#### [ITEMS]

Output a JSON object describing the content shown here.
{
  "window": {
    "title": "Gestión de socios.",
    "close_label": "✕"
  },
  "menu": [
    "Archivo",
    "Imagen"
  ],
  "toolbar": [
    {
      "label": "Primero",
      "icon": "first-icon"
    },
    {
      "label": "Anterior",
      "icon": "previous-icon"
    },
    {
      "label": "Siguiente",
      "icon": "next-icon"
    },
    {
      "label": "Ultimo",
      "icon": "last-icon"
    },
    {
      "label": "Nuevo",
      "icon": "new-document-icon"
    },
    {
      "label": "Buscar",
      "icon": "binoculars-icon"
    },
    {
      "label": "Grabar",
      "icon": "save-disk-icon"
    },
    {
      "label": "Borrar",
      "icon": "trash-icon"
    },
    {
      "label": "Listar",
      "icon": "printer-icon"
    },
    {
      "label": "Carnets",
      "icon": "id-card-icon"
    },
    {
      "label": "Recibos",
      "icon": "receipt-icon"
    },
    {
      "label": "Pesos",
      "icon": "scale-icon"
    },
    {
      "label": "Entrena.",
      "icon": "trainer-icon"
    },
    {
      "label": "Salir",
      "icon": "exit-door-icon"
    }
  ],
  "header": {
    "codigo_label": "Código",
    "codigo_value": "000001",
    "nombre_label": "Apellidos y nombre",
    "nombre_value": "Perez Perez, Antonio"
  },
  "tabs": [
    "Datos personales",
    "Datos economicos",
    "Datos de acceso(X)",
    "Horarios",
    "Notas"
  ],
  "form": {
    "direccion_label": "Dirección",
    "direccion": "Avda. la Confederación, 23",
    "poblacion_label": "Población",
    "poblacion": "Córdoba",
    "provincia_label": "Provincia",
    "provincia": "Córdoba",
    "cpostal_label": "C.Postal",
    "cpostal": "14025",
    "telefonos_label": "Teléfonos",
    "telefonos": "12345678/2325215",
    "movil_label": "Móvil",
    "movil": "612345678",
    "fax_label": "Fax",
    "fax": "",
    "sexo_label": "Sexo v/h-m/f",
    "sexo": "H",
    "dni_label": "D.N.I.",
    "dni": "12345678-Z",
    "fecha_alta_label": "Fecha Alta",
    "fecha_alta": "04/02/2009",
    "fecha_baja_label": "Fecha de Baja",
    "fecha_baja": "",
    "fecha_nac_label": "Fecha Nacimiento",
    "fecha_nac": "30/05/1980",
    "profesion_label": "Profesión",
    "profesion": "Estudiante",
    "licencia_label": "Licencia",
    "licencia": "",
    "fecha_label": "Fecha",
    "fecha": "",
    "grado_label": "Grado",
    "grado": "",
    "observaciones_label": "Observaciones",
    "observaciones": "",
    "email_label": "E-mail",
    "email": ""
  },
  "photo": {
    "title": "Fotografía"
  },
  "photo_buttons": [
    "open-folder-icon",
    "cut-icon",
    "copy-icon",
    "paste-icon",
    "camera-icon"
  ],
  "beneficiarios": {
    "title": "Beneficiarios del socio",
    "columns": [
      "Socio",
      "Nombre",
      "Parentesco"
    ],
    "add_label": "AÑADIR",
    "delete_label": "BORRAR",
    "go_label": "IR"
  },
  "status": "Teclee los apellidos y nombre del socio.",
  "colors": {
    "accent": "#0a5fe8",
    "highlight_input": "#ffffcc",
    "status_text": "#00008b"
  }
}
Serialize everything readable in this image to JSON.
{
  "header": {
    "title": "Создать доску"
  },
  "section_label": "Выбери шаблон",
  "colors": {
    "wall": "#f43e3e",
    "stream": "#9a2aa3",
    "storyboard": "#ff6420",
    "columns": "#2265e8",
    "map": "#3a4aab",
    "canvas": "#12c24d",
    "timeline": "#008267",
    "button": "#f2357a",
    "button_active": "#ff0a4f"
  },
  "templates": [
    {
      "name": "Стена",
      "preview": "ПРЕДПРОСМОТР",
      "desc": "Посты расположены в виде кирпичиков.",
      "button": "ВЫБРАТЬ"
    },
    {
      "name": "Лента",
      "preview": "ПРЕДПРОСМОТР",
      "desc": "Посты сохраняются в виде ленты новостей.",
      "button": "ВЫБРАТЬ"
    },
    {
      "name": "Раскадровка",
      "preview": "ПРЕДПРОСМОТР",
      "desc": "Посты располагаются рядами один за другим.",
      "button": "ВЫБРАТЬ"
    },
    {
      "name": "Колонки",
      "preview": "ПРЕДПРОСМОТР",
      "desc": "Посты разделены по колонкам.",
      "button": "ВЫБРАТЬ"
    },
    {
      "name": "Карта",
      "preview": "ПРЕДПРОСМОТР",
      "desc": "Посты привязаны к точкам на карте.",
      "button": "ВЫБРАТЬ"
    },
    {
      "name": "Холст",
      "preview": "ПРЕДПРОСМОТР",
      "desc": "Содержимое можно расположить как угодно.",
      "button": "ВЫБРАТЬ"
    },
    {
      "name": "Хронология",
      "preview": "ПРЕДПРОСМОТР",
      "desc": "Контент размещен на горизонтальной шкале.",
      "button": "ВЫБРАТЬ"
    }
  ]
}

#### [TASK]
Please restate the records in full, word for word.

#### [COMPLETE OUTPUT]
Output a JSON object describing the content shown here.
{
  "window": {
    "title": "Gestión de socios.",
    "close_label": "✕"
  },
  "menu": [
    "Archivo",
    "Imagen"
  ],
  "toolbar": [
    {
      "label": "Primero",
      "icon": "first-icon"
    },
    {
      "label": "Anterior",
      "icon": "previous-icon"
    },
    {
      "label": "Siguiente",
      "icon": "next-icon"
    },
    {
      "label": "Ultimo",
      "icon": "last-icon"
    },
    {
      "label": "Nuevo",
      "icon": "new-document-icon"
    },
    {
      "label": "Buscar",
      "icon": "binoculars-icon"
    },
    {
      "label": "Grabar",
      "icon": "save-disk-icon"
    },
    {
      "label": "Borrar",
      "icon": "trash-icon"
    },
    {
      "label": "Listar",
      "icon": "printer-icon"
    },
    {
      "label": "Carnets",
      "icon": "id-card-icon"
    },
    {
      "label": "Recibos",
      "icon": "receipt-icon"
    },
    {
      "label": "Pesos",
      "icon": "scale-icon"
    },
    {
      "label": "Entrena.",
      "icon": "trainer-icon"
    },
    {
      "label": "Salir",
      "icon": "exit-door-icon"
    }
  ],
  "header": {
    "codigo_label": "Código",
    "codigo_value": "000001",
    "nombre_label": "Apellidos y nombre",
    "nombre_value": "Perez Perez, Antonio"
  },
  "tabs": [
    "Datos personales",
    "Datos economicos",
    "Datos de acceso(X)",
    "Horarios",
    "Notas"
  ],
  "form": {
    "direccion_label": "Dirección",
    "direccion": "Avda. la Confederación, 23",
    "poblacion_label": "Población",
    "poblacion": "Córdoba",
    "provincia_label": "Provincia",
    "provincia": "Córdoba",
    "cpostal_label": "C.Postal",
    "cpostal": "14025",
    "telefonos_label": "Teléfonos",
    "telefonos": "12345678/2325215",
    "movil_label": "Móvil",
    "movil": "612345678",
    "fax_label": "Fax",
    "fax": "",
    "sexo_label": "Sexo v/h-m/f",
    "sexo": "H",
    "dni_label": "D.N.I.",
    "dni": "12345678-Z",
    "fecha_alta_label": "Fecha Alta",
    "fecha_alta": "04/02/2009",
    "fecha_baja_label": "Fecha de Baja",
    "fecha_baja": "",
    "fecha_nac_label": "Fecha Nacimiento",
    "fecha_nac": "30/05/1980",
    "profesion_label": "Profesión",
    "profesion": "Estudiante",
    "licencia_label": "Licencia",
    "licencia": "",
    "fecha_label": "Fecha",
    "fecha": "",
    "grado_label": "Grado",
    "grado": "",
    "observaciones_label": "Observaciones",
    "observaciones": "",
    "email_label": "E-mail",
    "email": ""
  },
  "photo": {
    "title": "Fotografía"
  },
  "photo_buttons": [
    "open-folder-icon",
    "cut-icon",
    "copy-icon",
    "paste-icon",
    "camera-icon"
  ],
  "beneficiarios": {
    "title": "Beneficiarios del socio",
    "columns": [
      "Socio",
      "Nombre",
      "Parentesco"
    ],
    "add_label": "AÑADIR",
    "delete_label": "BORRAR",
    "go_label": "IR"
  },
  "status": "Teclee los apellidos y nombre del socio.",
  "colors": {
    "accent": "#0a5fe8",
    "highlight_input": "#ffffcc",
    "status_text": "#00008b"
  }
}
Serialize everything readable in this image to JSON.
{
  "header": {
    "title": "Создать доску"
  },
  "section_label": "Выбери шаблон",
  "colors": {
    "wall": "#f43e3e",
    "stream": "#9a2aa3",
    "storyboard": "#ff6420",
    "columns": "#2265e8",
    "map": "#3a4aab",
    "canvas": "#12c24d",
    "timeline": "#008267",
    "button": "#f2357a",
    "button_active": "#ff0a4f"
  },
  "templates": [
    {
      "name": "Стена",
      "preview": "ПРЕДПРОСМОТР",
      "desc": "Посты расположены в виде кирпичиков.",
      "button": "ВЫБРАТЬ"
    },
    {
      "name": "Лента",
      "preview": "ПРЕДПРОСМОТР",
      "desc": "Посты сохраняются в виде ленты новостей.",
      "button": "ВЫБРАТЬ"
    },
    {
      "name": "Раскадровка",
      "preview": "ПРЕДПРОСМОТР",
      "desc": "Посты располагаются рядами один за другим.",
      "button": "ВЫБРАТЬ"
    },
    {
      "name": "Колонки",
      "preview": "ПРЕДПРОСМОТР",
      "desc": "Посты разделены по колонкам.",
      "button": "ВЫБРАТЬ"
    },
    {
      "name": "Карта",
      "preview": "ПРЕДПРОСМОТР",
      "desc": "Посты привязаны к точкам на карте.",
      "button": "ВЫБРАТЬ"
    },
    {
      "name": "Холст",
      "preview": "ПРЕДПРОСМОТР",
      "desc": "Содержимое можно расположить как угодно.",
      "button": "ВЫБРАТЬ"
    },
    {
      "name": "Хронология",
      "preview": "ПРЕДПРОСМОТР",
      "desc": "Контент размещен на горизонтальной шкале.",
      "button": "ВЫБРАТЬ"
    }
  ]
}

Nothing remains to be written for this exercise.